Select every line containing the word "package" from the material, and copy those lines.
*** TASK DATA ***
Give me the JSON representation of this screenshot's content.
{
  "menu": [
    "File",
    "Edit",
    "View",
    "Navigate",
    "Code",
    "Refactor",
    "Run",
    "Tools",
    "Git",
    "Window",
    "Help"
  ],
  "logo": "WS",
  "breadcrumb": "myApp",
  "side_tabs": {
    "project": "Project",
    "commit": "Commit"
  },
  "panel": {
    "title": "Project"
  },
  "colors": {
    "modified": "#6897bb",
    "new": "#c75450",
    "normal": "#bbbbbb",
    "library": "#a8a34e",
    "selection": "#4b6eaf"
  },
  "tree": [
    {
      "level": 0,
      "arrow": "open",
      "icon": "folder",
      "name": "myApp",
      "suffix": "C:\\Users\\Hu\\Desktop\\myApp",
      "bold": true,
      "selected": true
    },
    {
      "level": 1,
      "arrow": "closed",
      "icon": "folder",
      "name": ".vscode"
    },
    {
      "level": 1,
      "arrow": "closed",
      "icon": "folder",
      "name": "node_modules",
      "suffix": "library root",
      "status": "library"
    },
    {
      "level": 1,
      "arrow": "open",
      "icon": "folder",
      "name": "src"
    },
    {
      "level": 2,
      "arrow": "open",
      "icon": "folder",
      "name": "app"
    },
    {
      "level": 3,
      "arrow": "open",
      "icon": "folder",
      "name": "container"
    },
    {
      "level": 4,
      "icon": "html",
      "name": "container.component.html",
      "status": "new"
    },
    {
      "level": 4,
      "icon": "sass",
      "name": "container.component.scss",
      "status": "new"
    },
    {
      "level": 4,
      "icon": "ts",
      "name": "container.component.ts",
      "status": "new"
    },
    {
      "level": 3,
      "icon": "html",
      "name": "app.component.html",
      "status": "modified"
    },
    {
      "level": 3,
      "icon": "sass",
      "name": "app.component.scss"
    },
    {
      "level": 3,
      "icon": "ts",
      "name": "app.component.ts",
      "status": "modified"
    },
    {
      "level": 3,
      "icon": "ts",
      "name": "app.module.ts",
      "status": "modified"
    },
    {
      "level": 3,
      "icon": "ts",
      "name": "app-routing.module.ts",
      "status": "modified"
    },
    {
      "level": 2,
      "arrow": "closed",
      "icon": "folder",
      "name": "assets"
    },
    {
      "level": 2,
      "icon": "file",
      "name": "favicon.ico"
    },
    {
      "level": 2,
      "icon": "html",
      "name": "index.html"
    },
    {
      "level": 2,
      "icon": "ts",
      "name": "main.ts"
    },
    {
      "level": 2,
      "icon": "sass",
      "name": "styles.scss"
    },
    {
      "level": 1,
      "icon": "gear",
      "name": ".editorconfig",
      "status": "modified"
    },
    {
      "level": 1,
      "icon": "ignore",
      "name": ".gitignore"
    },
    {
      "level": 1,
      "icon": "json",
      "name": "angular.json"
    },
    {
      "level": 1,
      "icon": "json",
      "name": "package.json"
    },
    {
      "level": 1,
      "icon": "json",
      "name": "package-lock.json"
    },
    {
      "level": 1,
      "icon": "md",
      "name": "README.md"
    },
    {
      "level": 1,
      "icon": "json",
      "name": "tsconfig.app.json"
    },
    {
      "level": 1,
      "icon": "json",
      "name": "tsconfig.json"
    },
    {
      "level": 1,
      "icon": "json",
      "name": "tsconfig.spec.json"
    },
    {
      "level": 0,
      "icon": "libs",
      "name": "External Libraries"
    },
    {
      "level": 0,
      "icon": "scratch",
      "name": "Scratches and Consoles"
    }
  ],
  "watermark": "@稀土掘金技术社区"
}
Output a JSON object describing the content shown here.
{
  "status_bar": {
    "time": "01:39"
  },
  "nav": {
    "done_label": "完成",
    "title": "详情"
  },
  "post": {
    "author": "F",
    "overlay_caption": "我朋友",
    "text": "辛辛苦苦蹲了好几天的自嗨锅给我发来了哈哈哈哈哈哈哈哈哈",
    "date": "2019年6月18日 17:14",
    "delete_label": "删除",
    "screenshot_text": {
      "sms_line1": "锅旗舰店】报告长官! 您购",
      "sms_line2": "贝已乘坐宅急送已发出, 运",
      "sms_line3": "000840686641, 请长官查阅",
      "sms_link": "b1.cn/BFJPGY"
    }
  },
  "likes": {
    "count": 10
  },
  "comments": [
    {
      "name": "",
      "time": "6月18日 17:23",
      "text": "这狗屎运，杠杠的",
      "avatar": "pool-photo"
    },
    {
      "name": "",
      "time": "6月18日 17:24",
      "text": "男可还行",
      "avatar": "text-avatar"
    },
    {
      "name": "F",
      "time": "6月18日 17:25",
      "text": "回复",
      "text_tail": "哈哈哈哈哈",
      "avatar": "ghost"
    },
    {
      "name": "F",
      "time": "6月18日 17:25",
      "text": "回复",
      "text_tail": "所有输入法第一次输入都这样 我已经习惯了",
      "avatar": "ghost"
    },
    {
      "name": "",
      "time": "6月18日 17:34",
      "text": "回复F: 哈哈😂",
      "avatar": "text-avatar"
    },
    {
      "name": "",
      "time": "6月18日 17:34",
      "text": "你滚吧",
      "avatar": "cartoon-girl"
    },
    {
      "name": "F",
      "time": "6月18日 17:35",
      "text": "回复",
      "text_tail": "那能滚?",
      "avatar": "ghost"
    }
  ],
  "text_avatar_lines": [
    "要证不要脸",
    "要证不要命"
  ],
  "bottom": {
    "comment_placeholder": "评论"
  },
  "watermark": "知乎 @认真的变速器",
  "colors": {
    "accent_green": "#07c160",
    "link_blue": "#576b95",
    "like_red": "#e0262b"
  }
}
***
__REPLY TO THE EXERCISE__
      "name": "package.json"
      "name": "package-lock.json"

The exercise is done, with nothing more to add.